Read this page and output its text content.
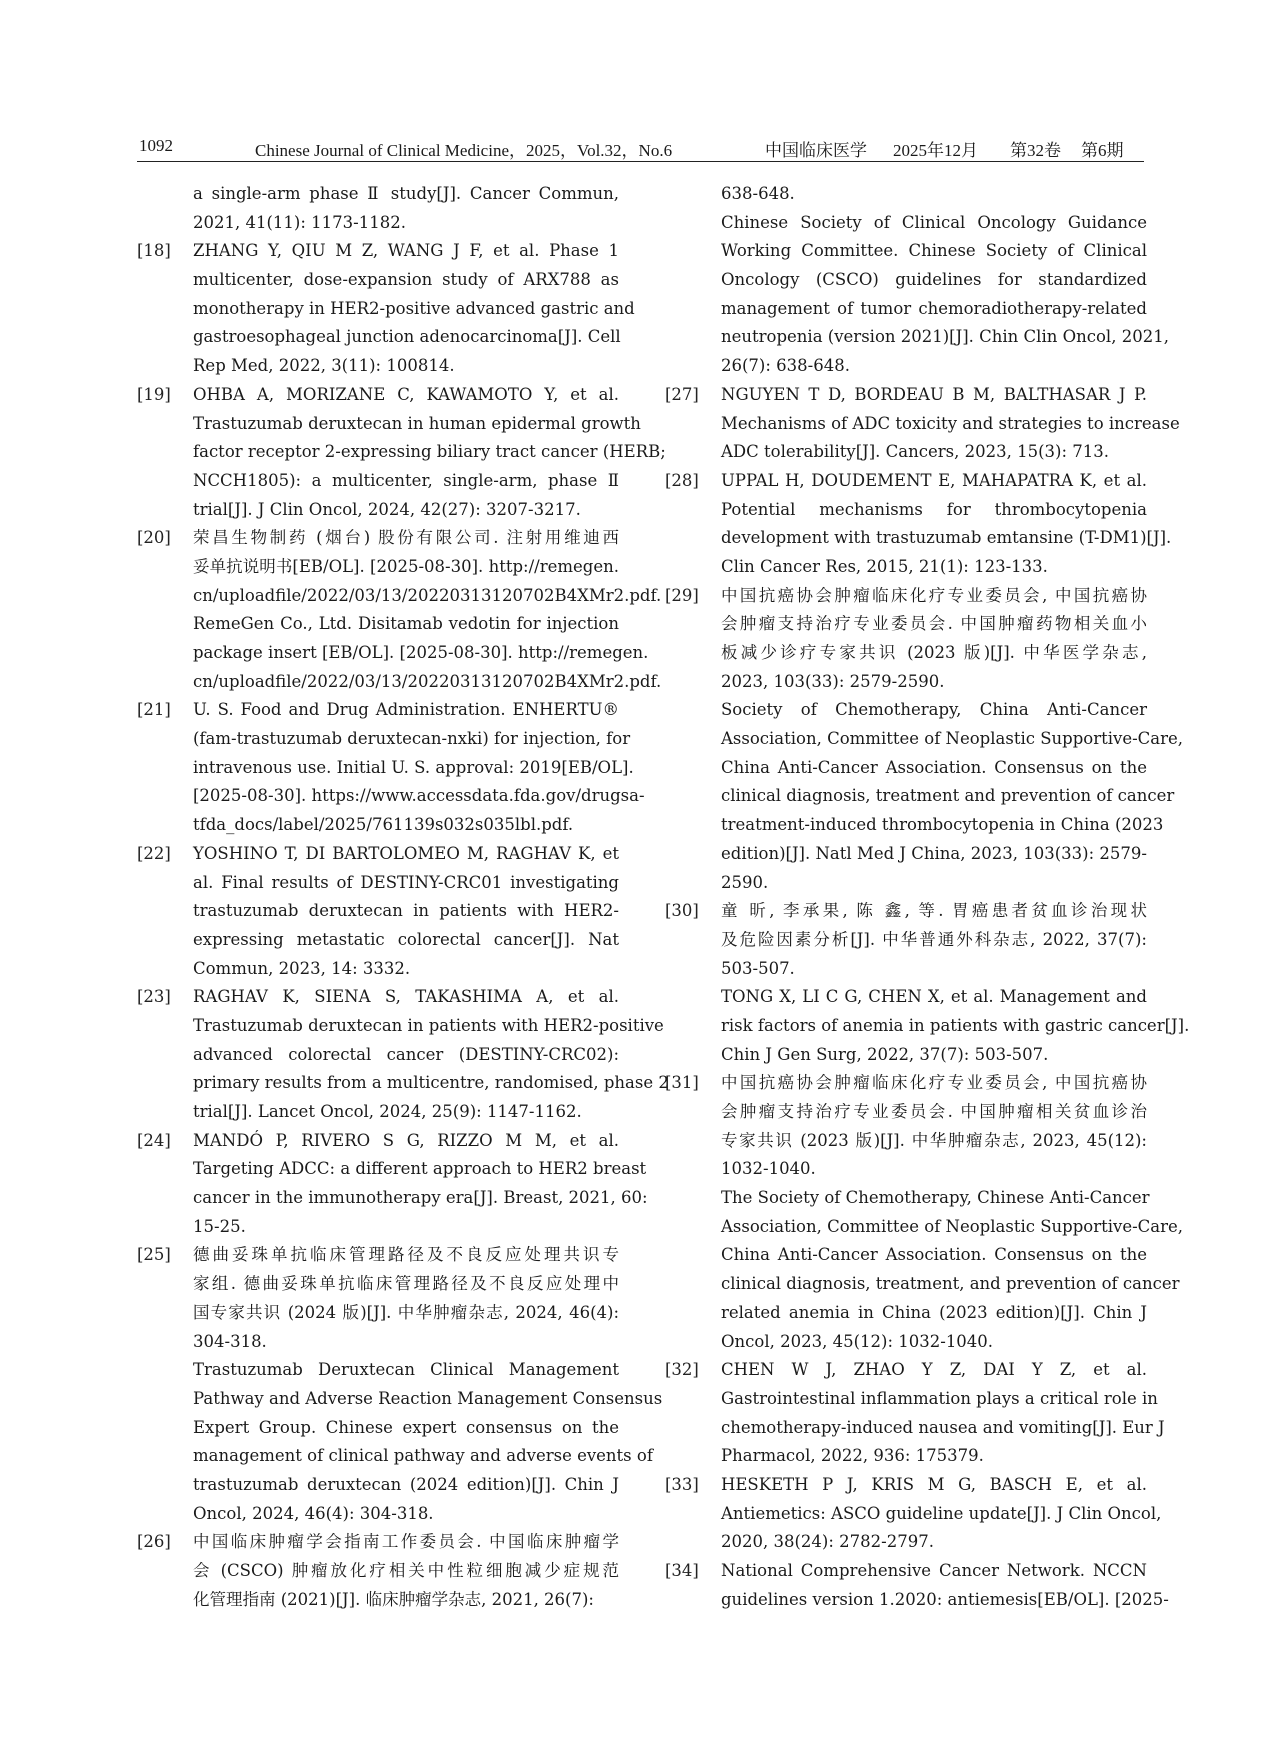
1092	Chinese Journal of Clinical Medicine，2025，Vol.32，No.6	中国临床医学 2025年12月 第32卷 第6期
a single-arm phase Ⅱ study[J]. Cancer Commun,
2021, 41(11): 1173-1182.
[18]	ZHANG Y, QIU M Z, WANG J F, et al. Phase 1
multicenter, dose-expansion study of ARX788 as
monotherapy in HER2-positive advanced gastric and
gastroesophageal junction adenocarcinoma[J]. Cell
Rep Med, 2022, 3(11): 100814.
[19]	OHBA A, MORIZANE C, KAWAMOTO Y, et al.
Trastuzumab deruxtecan in human epidermal growth
factor receptor 2-expressing biliary tract cancer (HERB;
NCCH1805): a multicenter, single-arm, phase Ⅱ
trial[J]. J Clin Oncol, 2024, 42(27): 3207-3217.
[20]	荣昌生物制药 (烟台) 股份有限公司. 注射用维迪西
妥单抗说明书[EB/OL]. [2025-08-30]. http://remegen.
cn/uploadfile/2022/03/13/20220313120702B4XMr2.pdf.
RemeGen Co., Ltd. Disitamab vedotin for injection
package insert [EB/OL]. [2025-08-30]. http://remegen.
cn/uploadfile/2022/03/13/20220313120702B4XMr2.pdf.
[21]	U. S. Food and Drug Administration. ENHERTU®
(fam-trastuzumab deruxtecan-nxki) for injection, for
intravenous use. Initial U. S. approval: 2019[EB/OL].
[2025-08-30]. https://www.accessdata.fda.gov/drugsa-
tfda_docs/label/2025/761139s032s035lbl.pdf.
[22]	YOSHINO T, DI BARTOLOMEO M, RAGHAV K, et
al. Final results of DESTINY-CRC01 investigating
trastuzumab deruxtecan in patients with HER2-
expressing metastatic colorectal cancer[J]. Nat
Commun, 2023, 14: 3332.
[23]	RAGHAV K, SIENA S, TAKASHIMA A, et al.
Trastuzumab deruxtecan in patients with HER2-positive
advanced colorectal cancer (DESTINY-CRC02):
primary results from a multicentre, randomised, phase 2
trial[J]. Lancet Oncol, 2024, 25(9): 1147-1162.
[24]	MANDÓ P, RIVERO S G, RIZZO M M, et al.
Targeting ADCC: a different approach to HER2 breast
cancer in the immunotherapy era[J]. Breast, 2021, 60:
15-25.
[25]	德曲妥珠单抗临床管理路径及不良反应处理共识专
家组. 德曲妥珠单抗临床管理路径及不良反应处理中
国专家共识 (2024 版)[J]. 中华肿瘤杂志, 2024, 46(4):
304-318.
Trastuzumab Deruxtecan Clinical Management
Pathway and Adverse Reaction Management Consensus
Expert Group. Chinese expert consensus on the
management of clinical pathway and adverse events of
trastuzumab deruxtecan (2024 edition)[J]. Chin J
Oncol, 2024, 46(4): 304-318.
[26]	中国临床肿瘤学会指南工作委员会. 中国临床肿瘤学
会 (CSCO) 肿瘤放化疗相关中性粒细胞减少症规范
化管理指南 (2021)[J]. 临床肿瘤学杂志, 2021, 26(7):
638-648.
Chinese Society of Clinical Oncology Guidance
Working Committee. Chinese Society of Clinical
Oncology (CSCO) guidelines for standardized
management of tumor chemoradiotherapy-related
neutropenia (version 2021)[J]. Chin Clin Oncol, 2021,
26(7): 638-648.
[27]	NGUYEN T D, BORDEAU B M, BALTHASAR J P.
Mechanisms of ADC toxicity and strategies to increase
ADC tolerability[J]. Cancers, 2023, 15(3): 713.
[28]	UPPAL H, DOUDEMENT E, MAHAPATRA K, et al.
Potential mechanisms for thrombocytopenia
development with trastuzumab emtansine (T-DM1)[J].
Clin Cancer Res, 2015, 21(1): 123-133.
[29]	中国抗癌协会肿瘤临床化疗专业委员会, 中国抗癌协
会肿瘤支持治疗专业委员会. 中国肿瘤药物相关血小
板减少诊疗专家共识 (2023 版)[J]. 中华医学杂志,
2023, 103(33): 2579-2590.
Society of Chemotherapy, China Anti-Cancer
Association, Committee of Neoplastic Supportive-Care,
China Anti-Cancer Association. Consensus on the
clinical diagnosis, treatment and prevention of cancer
treatment-induced thrombocytopenia in China (2023
edition)[J]. Natl Med J China, 2023, 103(33): 2579-
2590.
[30]	童 昕, 李承果, 陈 鑫, 等. 胃癌患者贫血诊治现状
及危险因素分析[J]. 中华普通外科杂志, 2022, 37(7):
503-507.
TONG X, LI C G, CHEN X, et al. Management and
risk factors of anemia in patients with gastric cancer[J].
Chin J Gen Surg, 2022, 37(7): 503-507.
[31]	中国抗癌协会肿瘤临床化疗专业委员会, 中国抗癌协
会肿瘤支持治疗专业委员会. 中国肿瘤相关贫血诊治
专家共识 (2023 版)[J]. 中华肿瘤杂志, 2023, 45(12):
1032-1040.
The Society of Chemotherapy, Chinese Anti-Cancer
Association, Committee of Neoplastic Supportive-Care,
China Anti-Cancer Association. Consensus on the
clinical diagnosis, treatment, and prevention of cancer
related anemia in China (2023 edition)[J]. Chin J
Oncol, 2023, 45(12): 1032-1040.
[32]	CHEN W J, ZHAO Y Z, DAI Y Z, et al.
Gastrointestinal inflammation plays a critical role in
chemotherapy-induced nausea and vomiting[J]. Eur J
Pharmacol, 2022, 936: 175379.
[33]	HESKETH P J, KRIS M G, BASCH E, et al.
Antiemetics: ASCO guideline update[J]. J Clin Oncol,
2020, 38(24): 2782-2797.
[34]	National Comprehensive Cancer Network. NCCN
guidelines version 1.2020: antiemesis[EB/OL]. [2025-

§ WHAT THE TASK REQUIRES: Count how many lines above include the word "edition" and answer with that figure only.

§ PROBLEM SOLUTION: 3